* **Task instructions**
Wherever the word "Native" turns up in a line of the entries, copy that line.

---------------

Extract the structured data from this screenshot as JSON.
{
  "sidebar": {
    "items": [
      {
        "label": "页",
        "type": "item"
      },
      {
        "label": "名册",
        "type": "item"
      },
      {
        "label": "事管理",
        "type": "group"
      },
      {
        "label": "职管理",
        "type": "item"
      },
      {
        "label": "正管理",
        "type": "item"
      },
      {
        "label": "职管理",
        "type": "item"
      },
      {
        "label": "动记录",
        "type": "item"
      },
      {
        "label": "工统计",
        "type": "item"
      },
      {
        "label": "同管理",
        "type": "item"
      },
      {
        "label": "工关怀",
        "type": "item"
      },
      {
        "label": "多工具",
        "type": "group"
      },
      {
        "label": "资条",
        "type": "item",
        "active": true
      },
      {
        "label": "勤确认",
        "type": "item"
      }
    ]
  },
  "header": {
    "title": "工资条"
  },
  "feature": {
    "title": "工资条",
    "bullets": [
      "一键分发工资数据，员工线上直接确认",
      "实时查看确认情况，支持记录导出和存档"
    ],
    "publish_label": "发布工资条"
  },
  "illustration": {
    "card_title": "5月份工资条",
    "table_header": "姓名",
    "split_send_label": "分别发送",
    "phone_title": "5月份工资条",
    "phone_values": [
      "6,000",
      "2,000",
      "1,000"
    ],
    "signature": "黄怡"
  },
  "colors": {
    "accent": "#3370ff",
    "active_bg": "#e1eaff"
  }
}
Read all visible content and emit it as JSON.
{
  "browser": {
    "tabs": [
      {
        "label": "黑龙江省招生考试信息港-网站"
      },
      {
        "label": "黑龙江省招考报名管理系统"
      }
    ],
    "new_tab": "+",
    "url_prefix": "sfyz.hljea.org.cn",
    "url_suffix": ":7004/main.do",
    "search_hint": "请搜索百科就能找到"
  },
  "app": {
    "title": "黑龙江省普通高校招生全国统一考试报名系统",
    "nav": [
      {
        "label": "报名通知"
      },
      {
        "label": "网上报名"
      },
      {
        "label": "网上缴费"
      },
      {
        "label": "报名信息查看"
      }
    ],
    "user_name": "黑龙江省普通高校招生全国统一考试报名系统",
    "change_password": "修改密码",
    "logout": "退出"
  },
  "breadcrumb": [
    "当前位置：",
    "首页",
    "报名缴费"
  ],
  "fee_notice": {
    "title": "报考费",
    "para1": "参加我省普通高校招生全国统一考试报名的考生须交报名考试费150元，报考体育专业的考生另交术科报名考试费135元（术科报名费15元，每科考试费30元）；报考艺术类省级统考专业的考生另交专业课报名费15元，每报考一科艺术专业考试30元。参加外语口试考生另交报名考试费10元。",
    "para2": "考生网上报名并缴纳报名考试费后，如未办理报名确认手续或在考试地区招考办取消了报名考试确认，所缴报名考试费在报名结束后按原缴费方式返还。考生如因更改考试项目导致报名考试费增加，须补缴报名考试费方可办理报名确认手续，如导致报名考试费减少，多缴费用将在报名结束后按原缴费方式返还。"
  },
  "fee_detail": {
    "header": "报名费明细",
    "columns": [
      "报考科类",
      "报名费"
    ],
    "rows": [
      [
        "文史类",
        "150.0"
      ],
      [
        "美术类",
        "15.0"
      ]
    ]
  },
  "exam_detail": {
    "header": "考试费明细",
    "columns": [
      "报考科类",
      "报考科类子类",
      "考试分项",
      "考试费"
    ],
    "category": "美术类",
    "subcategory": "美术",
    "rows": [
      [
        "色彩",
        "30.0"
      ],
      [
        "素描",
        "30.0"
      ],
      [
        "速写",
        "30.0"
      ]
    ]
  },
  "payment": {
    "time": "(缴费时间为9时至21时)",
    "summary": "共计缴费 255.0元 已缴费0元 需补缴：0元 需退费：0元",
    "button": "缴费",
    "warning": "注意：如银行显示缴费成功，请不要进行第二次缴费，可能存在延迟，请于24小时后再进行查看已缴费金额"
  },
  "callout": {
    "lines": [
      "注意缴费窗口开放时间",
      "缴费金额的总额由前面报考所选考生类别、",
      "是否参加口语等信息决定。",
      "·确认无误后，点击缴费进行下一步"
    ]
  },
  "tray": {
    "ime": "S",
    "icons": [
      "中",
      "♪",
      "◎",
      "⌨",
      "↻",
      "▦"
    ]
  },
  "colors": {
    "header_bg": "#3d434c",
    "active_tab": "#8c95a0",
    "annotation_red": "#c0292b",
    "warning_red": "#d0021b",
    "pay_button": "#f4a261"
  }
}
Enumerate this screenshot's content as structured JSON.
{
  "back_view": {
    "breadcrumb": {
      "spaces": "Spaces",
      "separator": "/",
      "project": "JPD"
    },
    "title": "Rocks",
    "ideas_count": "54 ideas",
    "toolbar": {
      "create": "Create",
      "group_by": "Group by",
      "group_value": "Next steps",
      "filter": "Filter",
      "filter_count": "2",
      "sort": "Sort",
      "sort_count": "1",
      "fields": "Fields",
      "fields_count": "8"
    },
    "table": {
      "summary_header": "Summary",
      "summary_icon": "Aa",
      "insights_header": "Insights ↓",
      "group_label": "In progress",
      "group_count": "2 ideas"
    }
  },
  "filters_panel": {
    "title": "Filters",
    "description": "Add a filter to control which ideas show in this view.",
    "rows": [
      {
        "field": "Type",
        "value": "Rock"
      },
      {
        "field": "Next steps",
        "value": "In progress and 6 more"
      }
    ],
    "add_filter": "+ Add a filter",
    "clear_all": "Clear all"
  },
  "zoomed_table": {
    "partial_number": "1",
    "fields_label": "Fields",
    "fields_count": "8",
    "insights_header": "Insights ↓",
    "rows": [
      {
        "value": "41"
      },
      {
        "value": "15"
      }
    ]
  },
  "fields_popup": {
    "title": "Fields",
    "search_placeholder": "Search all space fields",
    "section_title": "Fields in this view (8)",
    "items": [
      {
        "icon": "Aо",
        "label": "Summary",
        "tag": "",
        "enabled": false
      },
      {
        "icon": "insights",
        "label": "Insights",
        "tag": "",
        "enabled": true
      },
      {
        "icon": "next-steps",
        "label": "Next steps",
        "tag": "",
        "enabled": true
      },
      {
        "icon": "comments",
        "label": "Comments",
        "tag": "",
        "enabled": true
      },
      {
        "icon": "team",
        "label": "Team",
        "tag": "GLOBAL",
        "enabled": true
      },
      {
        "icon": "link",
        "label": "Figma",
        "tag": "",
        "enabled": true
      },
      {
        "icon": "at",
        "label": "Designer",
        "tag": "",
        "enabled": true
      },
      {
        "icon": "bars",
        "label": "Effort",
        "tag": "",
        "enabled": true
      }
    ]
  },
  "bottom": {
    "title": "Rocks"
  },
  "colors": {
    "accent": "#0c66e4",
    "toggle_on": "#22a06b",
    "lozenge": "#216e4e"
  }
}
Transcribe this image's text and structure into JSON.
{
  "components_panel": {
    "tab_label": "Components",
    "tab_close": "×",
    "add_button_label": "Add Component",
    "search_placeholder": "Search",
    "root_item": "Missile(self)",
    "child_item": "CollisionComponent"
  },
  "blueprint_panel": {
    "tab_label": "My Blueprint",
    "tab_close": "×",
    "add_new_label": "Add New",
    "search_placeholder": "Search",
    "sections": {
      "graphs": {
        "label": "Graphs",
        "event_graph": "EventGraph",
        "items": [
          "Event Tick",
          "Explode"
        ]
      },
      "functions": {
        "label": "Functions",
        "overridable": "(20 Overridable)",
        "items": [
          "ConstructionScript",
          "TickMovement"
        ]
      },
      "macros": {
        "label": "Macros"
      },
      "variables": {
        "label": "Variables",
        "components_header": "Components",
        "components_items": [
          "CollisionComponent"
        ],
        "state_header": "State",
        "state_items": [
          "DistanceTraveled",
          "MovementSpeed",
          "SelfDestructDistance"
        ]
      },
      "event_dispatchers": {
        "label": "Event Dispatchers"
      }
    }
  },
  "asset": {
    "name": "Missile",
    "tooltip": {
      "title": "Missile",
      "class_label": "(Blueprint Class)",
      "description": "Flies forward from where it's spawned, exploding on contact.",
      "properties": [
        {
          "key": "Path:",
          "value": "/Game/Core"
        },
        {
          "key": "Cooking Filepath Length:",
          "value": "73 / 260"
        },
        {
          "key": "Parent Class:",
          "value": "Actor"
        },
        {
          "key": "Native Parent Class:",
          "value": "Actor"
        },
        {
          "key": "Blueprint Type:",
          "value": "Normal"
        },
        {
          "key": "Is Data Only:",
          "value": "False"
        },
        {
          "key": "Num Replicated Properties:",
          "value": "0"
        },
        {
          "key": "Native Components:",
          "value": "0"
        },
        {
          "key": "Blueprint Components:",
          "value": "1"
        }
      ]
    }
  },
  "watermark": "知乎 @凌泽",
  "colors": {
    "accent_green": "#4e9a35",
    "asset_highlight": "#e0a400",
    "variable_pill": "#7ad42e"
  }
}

---------------

* **Reply**
          "key": "Native Parent Class:",
          "key": "Native Components:",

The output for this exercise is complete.